WHAT THE TASK REQUIRES:
Please write out the material below exactly as given.

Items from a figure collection
════════
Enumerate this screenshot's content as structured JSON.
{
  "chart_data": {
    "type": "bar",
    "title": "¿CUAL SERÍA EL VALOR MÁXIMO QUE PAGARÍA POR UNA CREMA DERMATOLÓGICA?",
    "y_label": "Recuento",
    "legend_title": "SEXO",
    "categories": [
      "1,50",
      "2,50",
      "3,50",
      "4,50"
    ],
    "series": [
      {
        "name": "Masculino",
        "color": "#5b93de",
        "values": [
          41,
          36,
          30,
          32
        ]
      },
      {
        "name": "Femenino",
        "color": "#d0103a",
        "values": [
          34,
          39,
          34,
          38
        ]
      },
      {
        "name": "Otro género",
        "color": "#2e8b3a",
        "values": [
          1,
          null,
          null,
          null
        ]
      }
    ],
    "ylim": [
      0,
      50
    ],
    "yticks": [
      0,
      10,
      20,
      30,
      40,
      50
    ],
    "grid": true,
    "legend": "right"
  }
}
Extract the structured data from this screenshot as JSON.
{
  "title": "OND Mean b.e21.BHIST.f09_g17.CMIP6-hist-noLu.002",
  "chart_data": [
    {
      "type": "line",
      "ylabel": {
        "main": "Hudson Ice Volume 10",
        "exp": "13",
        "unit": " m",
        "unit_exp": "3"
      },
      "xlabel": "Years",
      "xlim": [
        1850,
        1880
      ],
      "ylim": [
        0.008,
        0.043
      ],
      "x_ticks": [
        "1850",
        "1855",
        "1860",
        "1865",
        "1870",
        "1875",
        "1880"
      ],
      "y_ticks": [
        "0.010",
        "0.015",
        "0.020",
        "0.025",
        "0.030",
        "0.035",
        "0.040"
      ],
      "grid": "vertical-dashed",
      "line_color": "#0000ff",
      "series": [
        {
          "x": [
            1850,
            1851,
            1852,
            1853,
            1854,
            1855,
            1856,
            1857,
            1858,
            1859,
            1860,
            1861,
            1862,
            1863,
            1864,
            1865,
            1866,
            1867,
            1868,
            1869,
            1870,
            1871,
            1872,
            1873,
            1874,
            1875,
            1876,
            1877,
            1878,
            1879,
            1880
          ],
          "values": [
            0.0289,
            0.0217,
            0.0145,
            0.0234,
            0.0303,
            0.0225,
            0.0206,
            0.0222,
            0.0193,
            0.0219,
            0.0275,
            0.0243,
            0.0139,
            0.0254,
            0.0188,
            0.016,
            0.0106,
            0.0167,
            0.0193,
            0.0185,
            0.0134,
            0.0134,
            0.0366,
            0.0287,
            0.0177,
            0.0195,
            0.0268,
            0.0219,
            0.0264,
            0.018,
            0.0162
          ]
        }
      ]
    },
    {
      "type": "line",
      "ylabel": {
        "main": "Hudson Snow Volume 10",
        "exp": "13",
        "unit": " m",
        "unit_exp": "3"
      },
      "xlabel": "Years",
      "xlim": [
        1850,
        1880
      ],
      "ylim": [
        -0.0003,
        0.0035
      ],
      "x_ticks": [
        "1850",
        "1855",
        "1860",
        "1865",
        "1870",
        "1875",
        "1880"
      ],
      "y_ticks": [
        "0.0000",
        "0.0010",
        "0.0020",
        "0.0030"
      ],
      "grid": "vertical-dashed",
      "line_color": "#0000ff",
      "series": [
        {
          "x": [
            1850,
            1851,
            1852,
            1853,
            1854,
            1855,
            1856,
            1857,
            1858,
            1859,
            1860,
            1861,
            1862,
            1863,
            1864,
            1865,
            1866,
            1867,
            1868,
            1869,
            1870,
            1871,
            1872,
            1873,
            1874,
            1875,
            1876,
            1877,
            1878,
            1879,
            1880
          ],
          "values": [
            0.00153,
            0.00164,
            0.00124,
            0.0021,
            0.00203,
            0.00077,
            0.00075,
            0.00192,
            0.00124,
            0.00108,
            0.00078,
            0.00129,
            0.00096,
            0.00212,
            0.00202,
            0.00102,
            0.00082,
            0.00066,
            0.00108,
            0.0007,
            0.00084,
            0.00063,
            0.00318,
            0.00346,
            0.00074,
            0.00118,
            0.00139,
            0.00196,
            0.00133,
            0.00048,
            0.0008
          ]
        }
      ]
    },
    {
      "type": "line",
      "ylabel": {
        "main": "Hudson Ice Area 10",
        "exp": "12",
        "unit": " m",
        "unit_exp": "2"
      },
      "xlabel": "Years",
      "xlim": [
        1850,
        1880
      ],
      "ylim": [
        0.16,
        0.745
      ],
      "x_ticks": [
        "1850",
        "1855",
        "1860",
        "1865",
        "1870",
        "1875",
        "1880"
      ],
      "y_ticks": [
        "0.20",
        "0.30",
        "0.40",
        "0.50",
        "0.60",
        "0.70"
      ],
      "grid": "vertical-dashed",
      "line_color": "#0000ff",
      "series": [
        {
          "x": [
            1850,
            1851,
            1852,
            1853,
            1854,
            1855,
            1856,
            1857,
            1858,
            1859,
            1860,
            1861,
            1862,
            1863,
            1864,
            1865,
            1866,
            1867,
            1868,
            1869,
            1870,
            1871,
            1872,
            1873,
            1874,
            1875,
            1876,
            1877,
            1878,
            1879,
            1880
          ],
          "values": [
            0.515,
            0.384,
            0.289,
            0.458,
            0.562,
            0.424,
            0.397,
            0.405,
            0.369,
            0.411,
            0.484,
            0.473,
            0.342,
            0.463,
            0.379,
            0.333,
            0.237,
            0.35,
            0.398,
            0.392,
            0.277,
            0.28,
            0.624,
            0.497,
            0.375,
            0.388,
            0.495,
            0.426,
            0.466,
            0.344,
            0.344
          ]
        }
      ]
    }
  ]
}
════════
EXPECTED ANSWER:
Enumerate this screenshot's content as structured JSON.
{
  "chart_data": {
    "type": "bar",
    "title": "¿CUAL SERÍA EL VALOR MÁXIMO QUE PAGARÍA POR UNA CREMA DERMATOLÓGICA?",
    "y_label": "Recuento",
    "legend_title": "SEXO",
    "categories": [
      "1,50",
      "2,50",
      "3,50",
      "4,50"
    ],
    "series": [
      {
        "name": "Masculino",
        "color": "#5b93de",
        "values": [
          41,
          36,
          30,
          32
        ]
      },
      {
        "name": "Femenino",
        "color": "#d0103a",
        "values": [
          34,
          39,
          34,
          38
        ]
      },
      {
        "name": "Otro género",
        "color": "#2e8b3a",
        "values": [
          1,
          null,
          null,
          null
        ]
      }
    ],
    "ylim": [
      0,
      50
    ],
    "yticks": [
      0,
      10,
      20,
      30,
      40,
      50
    ],
    "grid": true,
    "legend": "right"
  }
}
Extract the structured data from this screenshot as JSON.
{
  "title": "OND Mean b.e21.BHIST.f09_g17.CMIP6-hist-noLu.002",
  "chart_data": [
    {
      "type": "line",
      "ylabel": {
        "main": "Hudson Ice Volume 10",
        "exp": "13",
        "unit": " m",
        "unit_exp": "3"
      },
      "xlabel": "Years",
      "xlim": [
        1850,
        1880
      ],
      "ylim": [
        0.008,
        0.043
      ],
      "x_ticks": [
        "1850",
        "1855",
        "1860",
        "1865",
        "1870",
        "1875",
        "1880"
      ],
      "y_ticks": [
        "0.010",
        "0.015",
        "0.020",
        "0.025",
        "0.030",
        "0.035",
        "0.040"
      ],
      "grid": "vertical-dashed",
      "line_color": "#0000ff",
      "series": [
        {
          "x": [
            1850,
            1851,
            1852,
            1853,
            1854,
            1855,
            1856,
            1857,
            1858,
            1859,
            1860,
            1861,
            1862,
            1863,
            1864,
            1865,
            1866,
            1867,
            1868,
            1869,
            1870,
            1871,
            1872,
            1873,
            1874,
            1875,
            1876,
            1877,
            1878,
            1879,
            1880
          ],
          "values": [
            0.0289,
            0.0217,
            0.0145,
            0.0234,
            0.0303,
            0.0225,
            0.0206,
            0.0222,
            0.0193,
            0.0219,
            0.0275,
            0.0243,
            0.0139,
            0.0254,
            0.0188,
            0.016,
            0.0106,
            0.0167,
            0.0193,
            0.0185,
            0.0134,
            0.0134,
            0.0366,
            0.0287,
            0.0177,
            0.0195,
            0.0268,
            0.0219,
            0.0264,
            0.018,
            0.0162
          ]
        }
      ]
    },
    {
      "type": "line",
      "ylabel": {
        "main": "Hudson Snow Volume 10",
        "exp": "13",
        "unit": " m",
        "unit_exp": "3"
      },
      "xlabel": "Years",
      "xlim": [
        1850,
        1880
      ],
      "ylim": [
        -0.0003,
        0.0035
      ],
      "x_ticks": [
        "1850",
        "1855",
        "1860",
        "1865",
        "1870",
        "1875",
        "1880"
      ],
      "y_ticks": [
        "0.0000",
        "0.0010",
        "0.0020",
        "0.0030"
      ],
      "grid": "vertical-dashed",
      "line_color": "#0000ff",
      "series": [
        {
          "x": [
            1850,
            1851,
            1852,
            1853,
            1854,
            1855,
            1856,
            1857,
            1858,
            1859,
            1860,
            1861,
            1862,
            1863,
            1864,
            1865,
            1866,
            1867,
            1868,
            1869,
            1870,
            1871,
            1872,
            1873,
            1874,
            1875,
            1876,
            1877,
            1878,
            1879,
            1880
          ],
          "values": [
            0.00153,
            0.00164,
            0.00124,
            0.0021,
            0.00203,
            0.00077,
            0.00075,
            0.00192,
            0.00124,
            0.00108,
            0.00078,
            0.00129,
            0.00096,
            0.00212,
            0.00202,
            0.00102,
            0.00082,
            0.00066,
            0.00108,
            0.0007,
            0.00084,
            0.00063,
            0.00318,
            0.00346,
            0.00074,
            0.00118,
            0.00139,
            0.00196,
            0.00133,
            0.00048,
            0.0008
          ]
        }
      ]
    },
    {
      "type": "line",
      "ylabel": {
        "main": "Hudson Ice Area 10",
        "exp": "12",
        "unit": " m",
        "unit_exp": "2"
      },
      "xlabel": "Years",
      "xlim": [
        1850,
        1880
      ],
      "ylim": [
        0.16,
        0.745
      ],
      "x_ticks": [
        "1850",
        "1855",
        "1860",
        "1865",
        "1870",
        "1875",
        "1880"
      ],
      "y_ticks": [
        "0.20",
        "0.30",
        "0.40",
        "0.50",
        "0.60",
        "0.70"
      ],
      "grid": "vertical-dashed",
      "line_color": "#0000ff",
      "series": [
        {
          "x": [
            1850,
            1851,
            1852,
            1853,
            1854,
            1855,
            1856,
            1857,
            1858,
            1859,
            1860,
            1861,
            1862,
            1863,
            1864,
            1865,
            1866,
            1867,
            1868,
            1869,
            1870,
            1871,
            1872,
            1873,
            1874,
            1875,
            1876,
            1877,
            1878,
            1879,
            1880
          ],
          "values": [
            0.515,
            0.384,
            0.289,
            0.458,
            0.562,
            0.424,
            0.397,
            0.405,
            0.369,
            0.411,
            0.484,
            0.473,
            0.342,
            0.463,
            0.379,
            0.333,
            0.237,
            0.35,
            0.398,
            0.392,
            0.277,
            0.28,
            0.624,
            0.497,
            0.375,
            0.388,
            0.495,
            0.426,
            0.466,
            0.344,
            0.344
          ]
        }
      ]
    }
  ]
}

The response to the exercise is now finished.